Omit the pictures and return every entry exactly as written.
━━ Given records
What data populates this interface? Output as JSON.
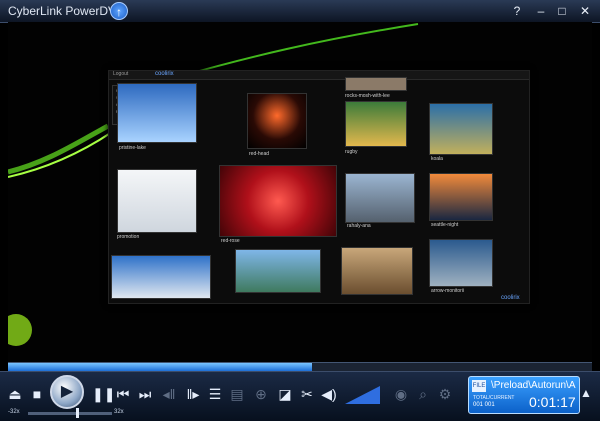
{
  "window": {
    "title": "CyberLink PowerDVD",
    "help": "?",
    "minimize": "–",
    "maximize": "□",
    "close": "✕",
    "upgrade_icon": "↑"
  },
  "gallery": {
    "header_text": "Logout",
    "logo_top": "coolirix",
    "logo_bottom": "coolirix",
    "sidebar": [
      "Welcome",
      "Shopping",
      "Galleries",
      "My Computer"
    ],
    "thumbs": [
      {
        "label": "pristine-lake"
      },
      {
        "label": "red-head"
      },
      {
        "label": "rocks-mosh-with-lee"
      },
      {
        "label": "rugby"
      },
      {
        "label": "koala"
      },
      {
        "label": "promotion"
      },
      {
        "label": "red-rose"
      },
      {
        "label": "rahaly-ana"
      },
      {
        "label": "seattle-night"
      },
      {
        "label": "arrow-monitorii"
      }
    ]
  },
  "controls": {
    "speed_min": "-32x",
    "speed_max": "32x",
    "progress": 0.52
  },
  "status": {
    "path": "\\Preload\\Autorun\\A",
    "label": "TOTAL/CURRENT",
    "count": "001  001",
    "time": "0:01:17"
  }
}
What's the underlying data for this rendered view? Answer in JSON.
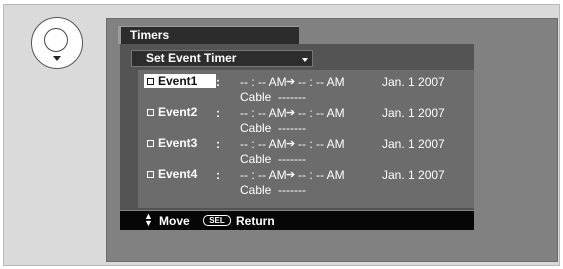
{
  "remote_button": {
    "icon": "select-button-icon"
  },
  "menu": {
    "title": "Timers",
    "dropdown": {
      "label": "Set Event Timer",
      "icon": "dropdown-arrow-icon"
    },
    "events": [
      {
        "label": "Event1",
        "selected": true,
        "colon": ":",
        "start": "-- : -- AM",
        "end": "-- : -- AM",
        "date": "Jan. 1 2007",
        "source": "Cable  -------"
      },
      {
        "label": "Event2",
        "selected": false,
        "colon": ":",
        "start": "-- : -- AM",
        "end": "-- : -- AM",
        "date": "Jan. 1 2007",
        "source": "Cable  -------"
      },
      {
        "label": "Event3",
        "selected": false,
        "colon": ":",
        "start": "-- : -- AM",
        "end": "-- : -- AM",
        "date": "Jan. 1 2007",
        "source": "Cable  -------"
      },
      {
        "label": "Event4",
        "selected": false,
        "colon": ":",
        "start": "-- : -- AM",
        "end": "-- : -- AM",
        "date": "Jan. 1 2007",
        "source": "Cable  -------"
      }
    ],
    "arrow_glyph": "➔",
    "footer": {
      "move_icon": "up-down-arrow-icon",
      "move_label": "Move",
      "sel_icon_text": "SEL",
      "return_label": "Return"
    }
  }
}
━━━━
# Solution below:
What data populates this interface? Output as JSON.
{
  "window": {
    "title": "CyberLink PowerDVD",
    "help": "?",
    "minimize": "–",
    "maximize": "□",
    "close": "✕",
    "upgrade_icon": "↑"
  },
  "gallery": {
    "header_text": "Logout",
    "logo_top": "coolirix",
    "logo_bottom": "coolirix",
    "sidebar": [
      "Welcome",
      "Shopping",
      "Galleries",
      "My Computer"
    ],
    "thumbs": [
      {
        "label": "pristine-lake"
      },
      {
        "label": "red-head"
      },
      {
        "label": "rocks-mosh-with-lee"
      },
      {
        "label": "rugby"
      },
      {
        "label": "koala"
      },
      {
        "label": "promotion"
      },
      {
        "label": "red-rose"
      },
      {
        "label": "rahaly-ana"
      },
      {
        "label": "seattle-night"
      },
      {
        "label": "arrow-monitorii"
      }
    ]
  },
  "controls": {
    "speed_min": "-32x",
    "speed_max": "32x",
    "progress": 0.52
  },
  "status": {
    "path": "\\Preload\\Autorun\\A",
    "label": "TOTAL/CURRENT",
    "count": "001  001",
    "time": "0:01:17"
  }
}
What's the underlying data for this rendered view? Answer in JSON.
{
  "remote_button": {
    "icon": "select-button-icon"
  },
  "menu": {
    "title": "Timers",
    "dropdown": {
      "label": "Set Event Timer",
      "icon": "dropdown-arrow-icon"
    },
    "events": [
      {
        "label": "Event1",
        "selected": true,
        "colon": ":",
        "start": "-- : -- AM",
        "end": "-- : -- AM",
        "date": "Jan. 1 2007",
        "source": "Cable  -------"
      },
      {
        "label": "Event2",
        "selected": false,
        "colon": ":",
        "start": "-- : -- AM",
        "end": "-- : -- AM",
        "date": "Jan. 1 2007",
        "source": "Cable  -------"
      },
      {
        "label": "Event3",
        "selected": false,
        "colon": ":",
        "start": "-- : -- AM",
        "end": "-- : -- AM",
        "date": "Jan. 1 2007",
        "source": "Cable  -------"
      },
      {
        "label": "Event4",
        "selected": false,
        "colon": ":",
        "start": "-- : -- AM",
        "end": "-- : -- AM",
        "date": "Jan. 1 2007",
        "source": "Cable  -------"
      }
    ],
    "arrow_glyph": "➔",
    "footer": {
      "move_icon": "up-down-arrow-icon",
      "move_label": "Move",
      "sel_icon_text": "SEL",
      "return_label": "Return"
    }
  }
}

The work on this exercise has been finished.